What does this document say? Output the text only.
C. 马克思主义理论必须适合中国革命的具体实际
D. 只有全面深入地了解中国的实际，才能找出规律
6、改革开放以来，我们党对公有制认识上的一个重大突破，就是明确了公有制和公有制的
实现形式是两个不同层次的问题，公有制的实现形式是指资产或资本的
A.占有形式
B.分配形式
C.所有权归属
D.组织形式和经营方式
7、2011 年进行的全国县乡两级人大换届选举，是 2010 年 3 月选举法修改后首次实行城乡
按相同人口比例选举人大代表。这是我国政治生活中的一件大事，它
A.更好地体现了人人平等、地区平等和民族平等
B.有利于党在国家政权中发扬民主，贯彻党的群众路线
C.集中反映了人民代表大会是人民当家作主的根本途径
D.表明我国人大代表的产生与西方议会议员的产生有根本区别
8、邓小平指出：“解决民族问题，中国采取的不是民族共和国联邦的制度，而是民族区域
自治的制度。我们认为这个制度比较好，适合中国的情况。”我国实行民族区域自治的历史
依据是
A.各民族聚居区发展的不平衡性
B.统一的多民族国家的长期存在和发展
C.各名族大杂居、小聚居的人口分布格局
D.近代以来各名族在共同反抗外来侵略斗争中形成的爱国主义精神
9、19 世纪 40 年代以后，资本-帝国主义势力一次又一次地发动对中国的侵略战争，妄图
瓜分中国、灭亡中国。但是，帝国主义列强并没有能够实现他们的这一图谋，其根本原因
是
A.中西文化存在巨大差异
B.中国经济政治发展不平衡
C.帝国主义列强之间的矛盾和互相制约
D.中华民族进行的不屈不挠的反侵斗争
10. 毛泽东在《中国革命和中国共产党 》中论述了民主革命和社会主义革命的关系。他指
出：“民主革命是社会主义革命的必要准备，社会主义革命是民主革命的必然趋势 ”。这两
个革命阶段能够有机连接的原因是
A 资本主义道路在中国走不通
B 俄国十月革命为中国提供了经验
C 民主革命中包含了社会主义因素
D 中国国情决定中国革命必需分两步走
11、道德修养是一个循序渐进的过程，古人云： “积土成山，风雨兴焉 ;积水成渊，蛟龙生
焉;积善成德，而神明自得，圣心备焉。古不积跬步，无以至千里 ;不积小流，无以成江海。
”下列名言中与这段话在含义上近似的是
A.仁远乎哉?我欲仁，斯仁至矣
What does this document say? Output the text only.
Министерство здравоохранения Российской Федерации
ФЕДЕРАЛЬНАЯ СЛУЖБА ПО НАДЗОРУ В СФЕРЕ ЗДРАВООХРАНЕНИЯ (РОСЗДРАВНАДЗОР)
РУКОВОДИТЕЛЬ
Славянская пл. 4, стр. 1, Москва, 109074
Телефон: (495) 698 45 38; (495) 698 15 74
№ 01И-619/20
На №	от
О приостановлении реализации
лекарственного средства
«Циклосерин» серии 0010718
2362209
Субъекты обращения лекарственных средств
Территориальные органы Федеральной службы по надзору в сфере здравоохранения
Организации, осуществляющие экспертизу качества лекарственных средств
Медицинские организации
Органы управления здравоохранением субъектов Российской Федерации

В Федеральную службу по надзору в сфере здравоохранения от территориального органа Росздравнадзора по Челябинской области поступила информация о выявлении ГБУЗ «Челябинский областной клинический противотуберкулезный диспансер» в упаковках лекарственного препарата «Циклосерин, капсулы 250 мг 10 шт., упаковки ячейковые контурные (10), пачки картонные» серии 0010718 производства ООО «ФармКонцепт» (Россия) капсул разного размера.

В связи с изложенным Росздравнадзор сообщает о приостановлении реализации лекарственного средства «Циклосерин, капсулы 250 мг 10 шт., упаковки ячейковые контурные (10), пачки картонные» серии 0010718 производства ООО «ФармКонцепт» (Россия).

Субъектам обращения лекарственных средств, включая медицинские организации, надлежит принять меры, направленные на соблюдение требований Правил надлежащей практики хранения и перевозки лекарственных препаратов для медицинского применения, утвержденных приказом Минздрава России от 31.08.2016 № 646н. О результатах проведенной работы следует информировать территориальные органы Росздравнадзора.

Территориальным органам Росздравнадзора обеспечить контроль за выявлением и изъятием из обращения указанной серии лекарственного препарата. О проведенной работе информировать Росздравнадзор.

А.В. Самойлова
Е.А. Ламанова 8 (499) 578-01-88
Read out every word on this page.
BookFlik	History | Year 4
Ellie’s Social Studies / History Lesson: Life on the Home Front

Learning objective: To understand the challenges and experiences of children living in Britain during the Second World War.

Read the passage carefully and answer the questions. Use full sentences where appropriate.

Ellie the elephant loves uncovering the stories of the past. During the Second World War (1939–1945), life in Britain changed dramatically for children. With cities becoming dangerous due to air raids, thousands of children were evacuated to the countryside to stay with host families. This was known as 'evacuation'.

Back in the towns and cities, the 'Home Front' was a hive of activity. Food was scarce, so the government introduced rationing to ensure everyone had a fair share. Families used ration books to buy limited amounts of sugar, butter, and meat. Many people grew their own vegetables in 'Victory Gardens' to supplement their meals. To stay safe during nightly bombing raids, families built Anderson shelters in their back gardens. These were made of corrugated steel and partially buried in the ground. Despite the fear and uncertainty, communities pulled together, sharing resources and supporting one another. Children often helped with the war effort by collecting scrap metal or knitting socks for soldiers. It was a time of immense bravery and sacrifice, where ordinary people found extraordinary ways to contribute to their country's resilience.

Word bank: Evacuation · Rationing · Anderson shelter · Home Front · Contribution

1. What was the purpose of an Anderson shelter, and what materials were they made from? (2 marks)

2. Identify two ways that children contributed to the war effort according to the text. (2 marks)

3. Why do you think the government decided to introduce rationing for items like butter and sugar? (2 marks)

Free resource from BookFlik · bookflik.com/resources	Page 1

[SHORT PROBLEM] Print all of the entries exactly as they appear.

[CORRECT RESULT]
What does this document say? Output the text only.
C. 马克思主义理论必须适合中国革命的具体实际
D. 只有全面深入地了解中国的实际，才能找出规律
6、改革开放以来，我们党对公有制认识上的一个重大突破，就是明确了公有制和公有制的
实现形式是两个不同层次的问题，公有制的实现形式是指资产或资本的
A.占有形式
B.分配形式
C.所有权归属
D.组织形式和经营方式
7、2011 年进行的全国县乡两级人大换届选举，是 2010 年 3 月选举法修改后首次实行城乡
按相同人口比例选举人大代表。这是我国政治生活中的一件大事，它
A.更好地体现了人人平等、地区平等和民族平等
B.有利于党在国家政权中发扬民主，贯彻党的群众路线
C.集中反映了人民代表大会是人民当家作主的根本途径
D.表明我国人大代表的产生与西方议会议员的产生有根本区别
8、邓小平指出：“解决民族问题，中国采取的不是民族共和国联邦的制度，而是民族区域
自治的制度。我们认为这个制度比较好，适合中国的情况。”我国实行民族区域自治的历史
依据是
A.各民族聚居区发展的不平衡性
B.统一的多民族国家的长期存在和发展
C.各名族大杂居、小聚居的人口分布格局
D.近代以来各名族在共同反抗外来侵略斗争中形成的爱国主义精神
9、19 世纪 40 年代以后，资本-帝国主义势力一次又一次地发动对中国的侵略战争，妄图
瓜分中国、灭亡中国。但是，帝国主义列强并没有能够实现他们的这一图谋，其根本原因
是
A.中西文化存在巨大差异
B.中国经济政治发展不平衡
C.帝国主义列强之间的矛盾和互相制约
D.中华民族进行的不屈不挠的反侵斗争
10. 毛泽东在《中国革命和中国共产党 》中论述了民主革命和社会主义革命的关系。他指
出：“民主革命是社会主义革命的必要准备，社会主义革命是民主革命的必然趋势 ”。这两
个革命阶段能够有机连接的原因是
A 资本主义道路在中国走不通
B 俄国十月革命为中国提供了经验
C 民主革命中包含了社会主义因素
D 中国国情决定中国革命必需分两步走
11、道德修养是一个循序渐进的过程，古人云： “积土成山，风雨兴焉 ;积水成渊，蛟龙生
焉;积善成德，而神明自得，圣心备焉。古不积跬步，无以至千里 ;不积小流，无以成江海。
”下列名言中与这段话在含义上近似的是
A.仁远乎哉?我欲仁，斯仁至矣
What does this document say? Output the text only.
Министерство здравоохранения Российской Федерации
ФЕДЕРАЛЬНАЯ СЛУЖБА ПО НАДЗОРУ В СФЕРЕ ЗДРАВООХРАНЕНИЯ (РОСЗДРАВНАДЗОР)
РУКОВОДИТЕЛЬ
Славянская пл. 4, стр. 1, Москва, 109074
Телефон: (495) 698 45 38; (495) 698 15 74
№ 01И-619/20
На №	от
О приостановлении реализации
лекарственного средства
«Циклосерин» серии 0010718
2362209
Субъекты обращения лекарственных средств
Территориальные органы Федеральной службы по надзору в сфере здравоохранения
Организации, осуществляющие экспертизу качества лекарственных средств
Медицинские организации
Органы управления здравоохранением субъектов Российской Федерации

В Федеральную службу по надзору в сфере здравоохранения от территориального органа Росздравнадзора по Челябинской области поступила информация о выявлении ГБУЗ «Челябинский областной клинический противотуберкулезный диспансер» в упаковках лекарственного препарата «Циклосерин, капсулы 250 мг 10 шт., упаковки ячейковые контурные (10), пачки картонные» серии 0010718 производства ООО «ФармКонцепт» (Россия) капсул разного размера.

В связи с изложенным Росздравнадзор сообщает о приостановлении реализации лекарственного средства «Циклосерин, капсулы 250 мг 10 шт., упаковки ячейковые контурные (10), пачки картонные» серии 0010718 производства ООО «ФармКонцепт» (Россия).

Субъектам обращения лекарственных средств, включая медицинские организации, надлежит принять меры, направленные на соблюдение требований Правил надлежащей практики хранения и перевозки лекарственных препаратов для медицинского применения, утвержденных приказом Минздрава России от 31.08.2016 № 646н. О результатах проведенной работы следует информировать территориальные органы Росздравнадзора.

Территориальным органам Росздравнадзора обеспечить контроль за выявлением и изъятием из обращения указанной серии лекарственного препарата. О проведенной работе информировать Росздравнадзор.

А.В. Самойлова
Е.А. Ламанова 8 (499) 578-01-88
Read out every word on this page.
BookFlik	History | Year 4
Ellie’s Social Studies / History Lesson: Life on the Home Front

Learning objective: To understand the challenges and experiences of children living in Britain during the Second World War.

Read the passage carefully and answer the questions. Use full sentences where appropriate.

Ellie the elephant loves uncovering the stories of the past. During the Second World War (1939–1945), life in Britain changed dramatically for children. With cities becoming dangerous due to air raids, thousands of children were evacuated to the countryside to stay with host families. This was known as 'evacuation'.

Back in the towns and cities, the 'Home Front' was a hive of activity. Food was scarce, so the government introduced rationing to ensure everyone had a fair share. Families used ration books to buy limited amounts of sugar, butter, and meat. Many people grew their own vegetables in 'Victory Gardens' to supplement their meals. To stay safe during nightly bombing raids, families built Anderson shelters in their back gardens. These were made of corrugated steel and partially buried in the ground. Despite the fear and uncertainty, communities pulled together, sharing resources and supporting one another. Children often helped with the war effort by collecting scrap metal or knitting socks for soldiers. It was a time of immense bravery and sacrifice, where ordinary people found extraordinary ways to contribute to their country's resilience.

Word bank: Evacuation · Rationing · Anderson shelter · Home Front · Contribution

1. What was the purpose of an Anderson shelter, and what materials were they made from? (2 marks)

2. Identify two ways that children contributed to the war effort according to the text. (2 marks)

3. Why do you think the government decided to introduce rationing for items like butter and sugar? (2 marks)

Free resource from BookFlik · bookflik.com/resources	Page 1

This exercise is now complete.